Given task: Copy every record exactly, and keep the pictures out.

Data shown:
— Begin —

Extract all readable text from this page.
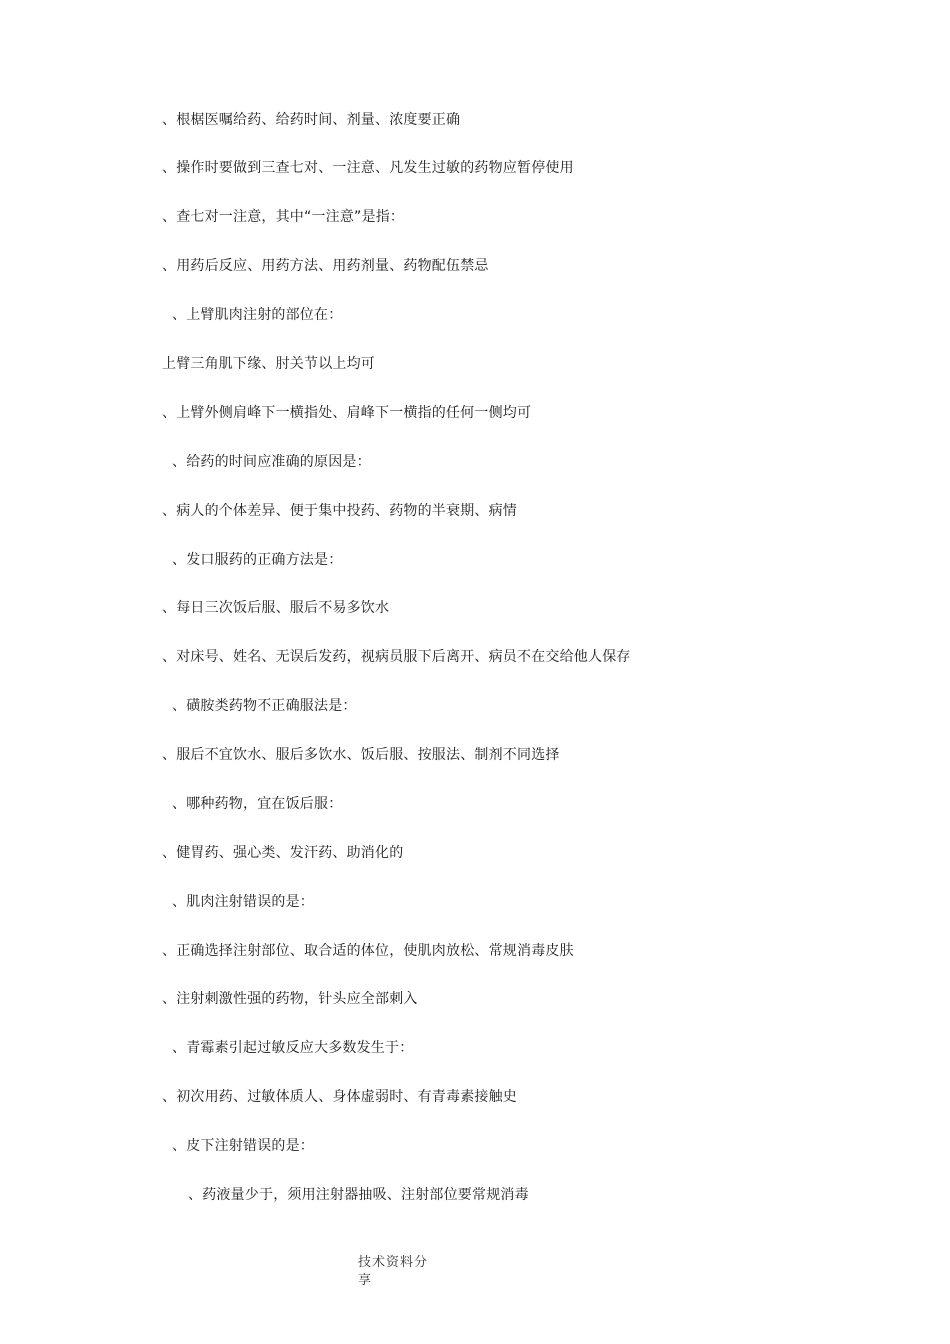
、根椐医嘱给药、给药时间、剂量、浓度要正确
、操作时要做到三查七对、一注意、凡发生过敏的药物应暂停使用
、查七对一注意，其中“一注意”是指：
、用药后反应、用药方法、用药剂量、药物配伍禁忌
、上臂肌肉注射的部位在：
上臂三角肌下缘、肘关节以上均可
、上臂外侧肩峰下一横指处、肩峰下一横指的任何一侧均可
、给药的时间应准确的原因是：
、病人的个体差异、便于集中投药、药物的半衰期、病情
、发口服药的正确方法是：
、每日三次饭后服、服后不易多饮水
、对床号、姓名、无误后发药，视病员服下后离开、病员不在交给他人保存
、磺胺类药物不正确服法是：
、服后不宜饮水、服后多饮水、饭后服、按服法、制剂不同选择
、哪种药物，宜在饭后服：
、健胃药、强心类、发汗药、助消化的
、肌肉注射错误的是：
、正确选择注射部位、取合适的体位，使肌肉放松、常规消毒皮肤
、注射刺激性强的药物，针头应全部刺入
、青霉素引起过敏反应大多数发生于：
、初次用药、过敏体质人、身体虚弱时、有青毒素接触史
、皮下注射错误的是：
、药液量少于，须用注射器抽吸、注射部位要常规消毒
技术资料分
享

— End —

Problem solution:
Extract all readable text from this page.
、根椐医嘱给药、给药时间、剂量、浓度要正确
、操作时要做到三查七对、一注意、凡发生过敏的药物应暂停使用
、查七对一注意，其中“一注意”是指：
、用药后反应、用药方法、用药剂量、药物配伍禁忌
、上臂肌肉注射的部位在：
上臂三角肌下缘、肘关节以上均可
、上臂外侧肩峰下一横指处、肩峰下一横指的任何一侧均可
、给药的时间应准确的原因是：
、病人的个体差异、便于集中投药、药物的半衰期、病情
、发口服药的正确方法是：
、每日三次饭后服、服后不易多饮水
、对床号、姓名、无误后发药，视病员服下后离开、病员不在交给他人保存
、磺胺类药物不正确服法是：
、服后不宜饮水、服后多饮水、饭后服、按服法、制剂不同选择
、哪种药物，宜在饭后服：
、健胃药、强心类、发汗药、助消化的
、肌肉注射错误的是：
、正确选择注射部位、取合适的体位，使肌肉放松、常规消毒皮肤
、注射刺激性强的药物，针头应全部刺入
、青霉素引起过敏反应大多数发生于：
、初次用药、过敏体质人、身体虚弱时、有青毒素接触史
、皮下注射错误的是：
、药液量少于，须用注射器抽吸、注射部位要常规消毒
技术资料分
享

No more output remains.